-- start --
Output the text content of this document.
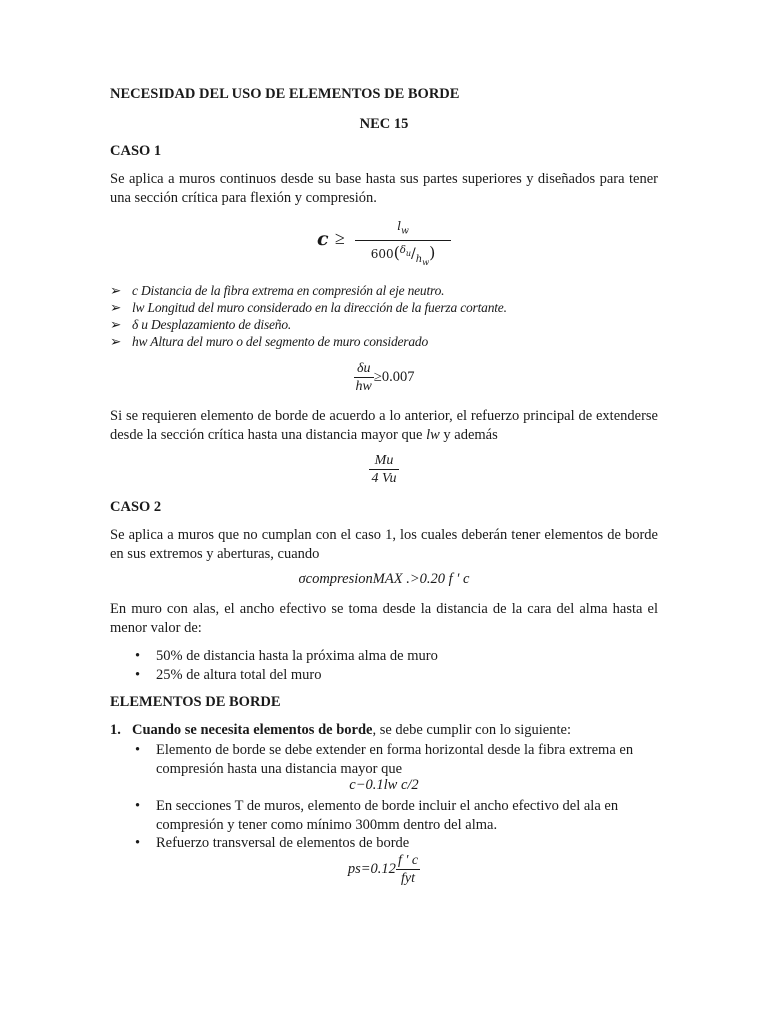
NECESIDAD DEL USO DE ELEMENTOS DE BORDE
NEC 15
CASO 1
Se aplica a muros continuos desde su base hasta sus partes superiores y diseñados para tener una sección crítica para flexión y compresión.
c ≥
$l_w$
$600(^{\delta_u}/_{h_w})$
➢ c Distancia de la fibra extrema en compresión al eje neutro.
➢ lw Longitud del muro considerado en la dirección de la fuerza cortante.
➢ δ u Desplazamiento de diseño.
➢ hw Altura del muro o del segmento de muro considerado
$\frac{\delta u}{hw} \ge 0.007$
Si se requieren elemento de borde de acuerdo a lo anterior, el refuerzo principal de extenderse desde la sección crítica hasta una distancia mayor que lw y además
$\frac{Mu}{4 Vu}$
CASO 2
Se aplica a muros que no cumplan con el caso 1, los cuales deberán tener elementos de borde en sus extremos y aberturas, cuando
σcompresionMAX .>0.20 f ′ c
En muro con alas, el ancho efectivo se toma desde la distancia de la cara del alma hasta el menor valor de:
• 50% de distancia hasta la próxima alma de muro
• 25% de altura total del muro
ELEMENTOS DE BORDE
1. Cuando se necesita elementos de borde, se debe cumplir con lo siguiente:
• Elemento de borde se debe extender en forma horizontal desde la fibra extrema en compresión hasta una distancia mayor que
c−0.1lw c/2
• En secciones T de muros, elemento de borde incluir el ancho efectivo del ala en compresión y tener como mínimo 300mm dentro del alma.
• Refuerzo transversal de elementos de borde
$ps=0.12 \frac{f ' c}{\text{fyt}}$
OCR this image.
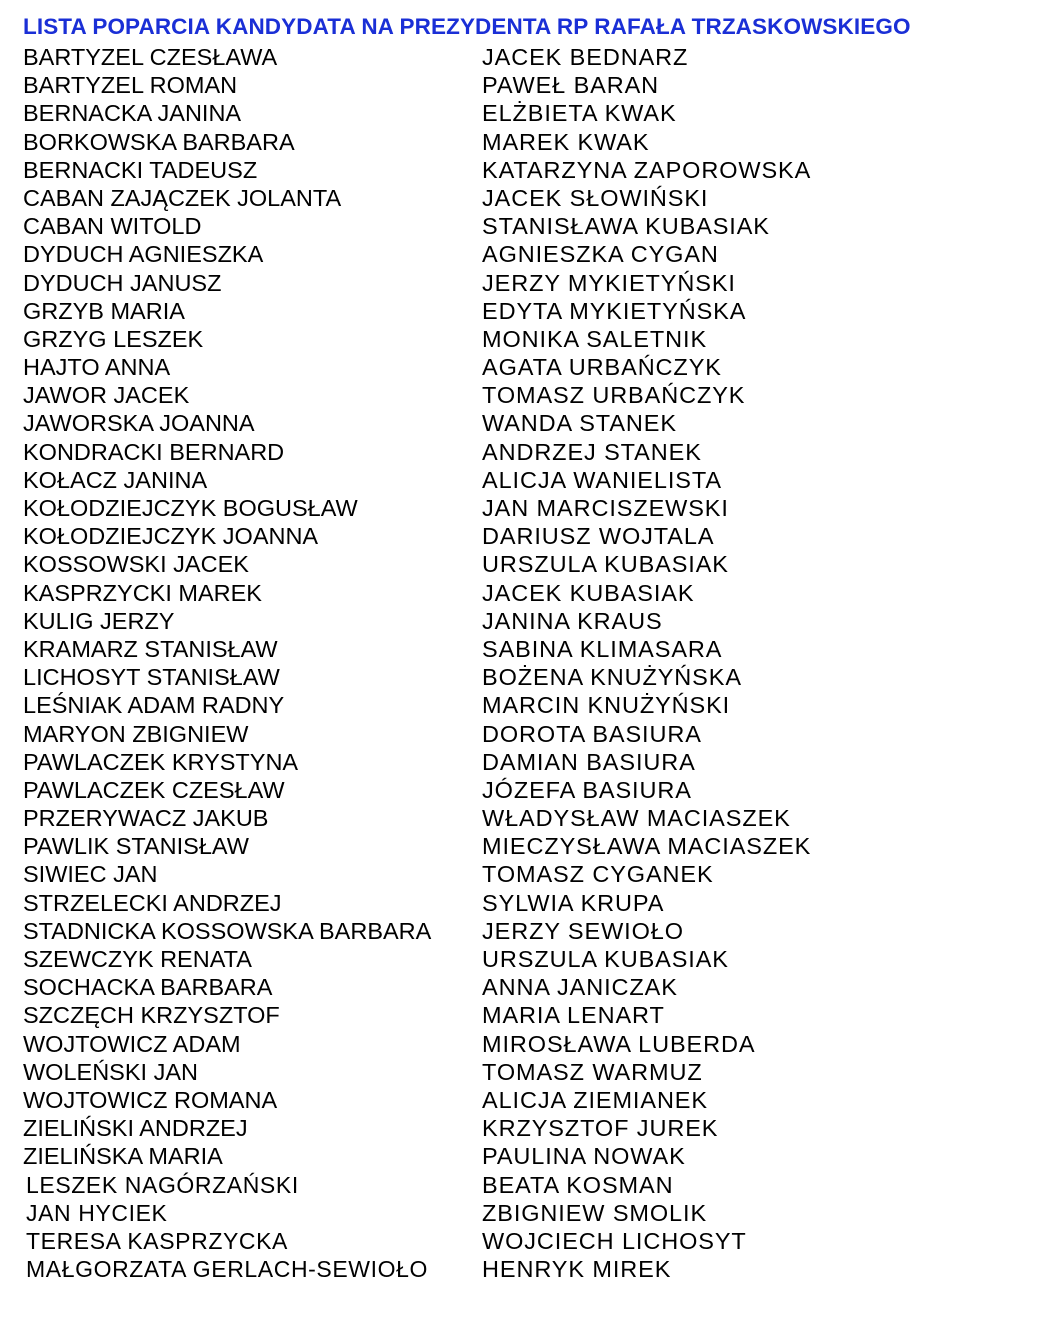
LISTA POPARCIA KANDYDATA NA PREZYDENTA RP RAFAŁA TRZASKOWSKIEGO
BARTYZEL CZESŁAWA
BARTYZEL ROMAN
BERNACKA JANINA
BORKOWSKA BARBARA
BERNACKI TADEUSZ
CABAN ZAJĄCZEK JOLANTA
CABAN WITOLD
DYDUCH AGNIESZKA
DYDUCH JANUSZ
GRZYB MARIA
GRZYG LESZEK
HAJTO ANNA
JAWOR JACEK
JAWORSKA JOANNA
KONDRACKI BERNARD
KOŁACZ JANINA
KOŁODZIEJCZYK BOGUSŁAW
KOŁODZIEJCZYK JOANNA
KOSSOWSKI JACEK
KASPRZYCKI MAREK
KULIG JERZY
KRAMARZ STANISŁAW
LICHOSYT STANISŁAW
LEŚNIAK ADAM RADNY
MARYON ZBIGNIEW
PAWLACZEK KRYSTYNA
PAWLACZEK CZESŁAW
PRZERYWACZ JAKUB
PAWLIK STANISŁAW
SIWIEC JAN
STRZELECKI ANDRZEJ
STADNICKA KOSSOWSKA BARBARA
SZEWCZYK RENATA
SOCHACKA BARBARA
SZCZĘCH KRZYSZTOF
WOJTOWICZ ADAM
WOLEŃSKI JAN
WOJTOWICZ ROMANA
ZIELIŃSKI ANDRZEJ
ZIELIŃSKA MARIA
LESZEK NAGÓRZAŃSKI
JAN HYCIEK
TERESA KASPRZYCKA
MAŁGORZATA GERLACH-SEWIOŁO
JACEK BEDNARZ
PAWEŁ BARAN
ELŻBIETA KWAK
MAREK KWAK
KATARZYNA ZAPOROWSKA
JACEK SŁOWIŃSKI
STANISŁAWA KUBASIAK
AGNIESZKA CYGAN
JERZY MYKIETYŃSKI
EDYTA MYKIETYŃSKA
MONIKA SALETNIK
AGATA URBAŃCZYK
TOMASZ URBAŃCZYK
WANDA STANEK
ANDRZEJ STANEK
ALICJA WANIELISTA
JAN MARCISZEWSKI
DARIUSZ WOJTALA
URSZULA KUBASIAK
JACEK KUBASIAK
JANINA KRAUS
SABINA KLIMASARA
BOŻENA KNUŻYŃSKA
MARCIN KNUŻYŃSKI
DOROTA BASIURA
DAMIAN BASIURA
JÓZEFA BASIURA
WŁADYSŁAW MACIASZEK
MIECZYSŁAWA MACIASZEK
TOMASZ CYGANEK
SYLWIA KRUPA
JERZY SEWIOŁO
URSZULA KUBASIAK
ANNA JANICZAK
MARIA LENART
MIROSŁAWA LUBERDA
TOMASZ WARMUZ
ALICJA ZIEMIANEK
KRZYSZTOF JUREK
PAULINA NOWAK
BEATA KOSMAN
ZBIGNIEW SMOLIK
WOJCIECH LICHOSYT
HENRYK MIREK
-- end --
» Given instruction:
Images must not appear in the copy; reproduce everything else in the records verbatim.

» Solution to the exercise:
Output the text content of this document.
NECESIDAD DEL USO DE ELEMENTOS DE BORDE
NEC 15
CASO 1
Se aplica a muros continuos desde su base hasta sus partes superiores y diseñados para tener una sección crítica para flexión y compresión.
c ≥
$l_w$
$600(^{\delta_u}/_{h_w})$
➢ c Distancia de la fibra extrema en compresión al eje neutro.
➢ lw Longitud del muro considerado en la dirección de la fuerza cortante.
➢ δ u Desplazamiento de diseño.
➢ hw Altura del muro o del segmento de muro considerado
$\frac{\delta u}{hw} \ge 0.007$
Si se requieren elemento de borde de acuerdo a lo anterior, el refuerzo principal de extenderse desde la sección crítica hasta una distancia mayor que lw y además
$\frac{Mu}{4 Vu}$
CASO 2
Se aplica a muros que no cumplan con el caso 1, los cuales deberán tener elementos de borde en sus extremos y aberturas, cuando
σcompresionMAX .>0.20 f ′ c
En muro con alas, el ancho efectivo se toma desde la distancia de la cara del alma hasta el menor valor de:
• 50% de distancia hasta la próxima alma de muro
• 25% de altura total del muro
ELEMENTOS DE BORDE
1. Cuando se necesita elementos de borde, se debe cumplir con lo siguiente:
• Elemento de borde se debe extender en forma horizontal desde la fibra extrema en compresión hasta una distancia mayor que
c−0.1lw c/2
• En secciones T de muros, elemento de borde incluir el ancho efectivo del ala en compresión y tener como mínimo 300mm dentro del alma.
• Refuerzo transversal de elementos de borde
$ps=0.12 \frac{f ' c}{\text{fyt}}$
OCR this image.
LISTA POPARCIA KANDYDATA NA PREZYDENTA RP RAFAŁA TRZASKOWSKIEGO
BARTYZEL CZESŁAWA
BARTYZEL ROMAN
BERNACKA JANINA
BORKOWSKA BARBARA
BERNACKI TADEUSZ
CABAN ZAJĄCZEK JOLANTA
CABAN WITOLD
DYDUCH AGNIESZKA
DYDUCH JANUSZ
GRZYB MARIA
GRZYG LESZEK
HAJTO ANNA
JAWOR JACEK
JAWORSKA JOANNA
KONDRACKI BERNARD
KOŁACZ JANINA
KOŁODZIEJCZYK BOGUSŁAW
KOŁODZIEJCZYK JOANNA
KOSSOWSKI JACEK
KASPRZYCKI MAREK
KULIG JERZY
KRAMARZ STANISŁAW
LICHOSYT STANISŁAW
LEŚNIAK ADAM RADNY
MARYON ZBIGNIEW
PAWLACZEK KRYSTYNA
PAWLACZEK CZESŁAW
PRZERYWACZ JAKUB
PAWLIK STANISŁAW
SIWIEC JAN
STRZELECKI ANDRZEJ
STADNICKA KOSSOWSKA BARBARA
SZEWCZYK RENATA
SOCHACKA BARBARA
SZCZĘCH KRZYSZTOF
WOJTOWICZ ADAM
WOLEŃSKI JAN
WOJTOWICZ ROMANA
ZIELIŃSKI ANDRZEJ
ZIELIŃSKA MARIA
LESZEK NAGÓRZAŃSKI
JAN HYCIEK
TERESA KASPRZYCKA
MAŁGORZATA GERLACH-SEWIOŁO
JACEK BEDNARZ
PAWEŁ BARAN
ELŻBIETA KWAK
MAREK KWAK
KATARZYNA ZAPOROWSKA
JACEK SŁOWIŃSKI
STANISŁAWA KUBASIAK
AGNIESZKA CYGAN
JERZY MYKIETYŃSKI
EDYTA MYKIETYŃSKA
MONIKA SALETNIK
AGATA URBAŃCZYK
TOMASZ URBAŃCZYK
WANDA STANEK
ANDRZEJ STANEK
ALICJA WANIELISTA
JAN MARCISZEWSKI
DARIUSZ WOJTALA
URSZULA KUBASIAK
JACEK KUBASIAK
JANINA KRAUS
SABINA KLIMASARA
BOŻENA KNUŻYŃSKA
MARCIN KNUŻYŃSKI
DOROTA BASIURA
DAMIAN BASIURA
JÓZEFA BASIURA
WŁADYSŁAW MACIASZEK
MIECZYSŁAWA MACIASZEK
TOMASZ CYGANEK
SYLWIA KRUPA
JERZY SEWIOŁO
URSZULA KUBASIAK
ANNA JANICZAK
MARIA LENART
MIROSŁAWA LUBERDA
TOMASZ WARMUZ
ALICJA ZIEMIANEK
KRZYSZTOF JUREK
PAULINA NOWAK
BEATA KOSMAN
ZBIGNIEW SMOLIK
WOJCIECH LICHOSYT
HENRYK MIREK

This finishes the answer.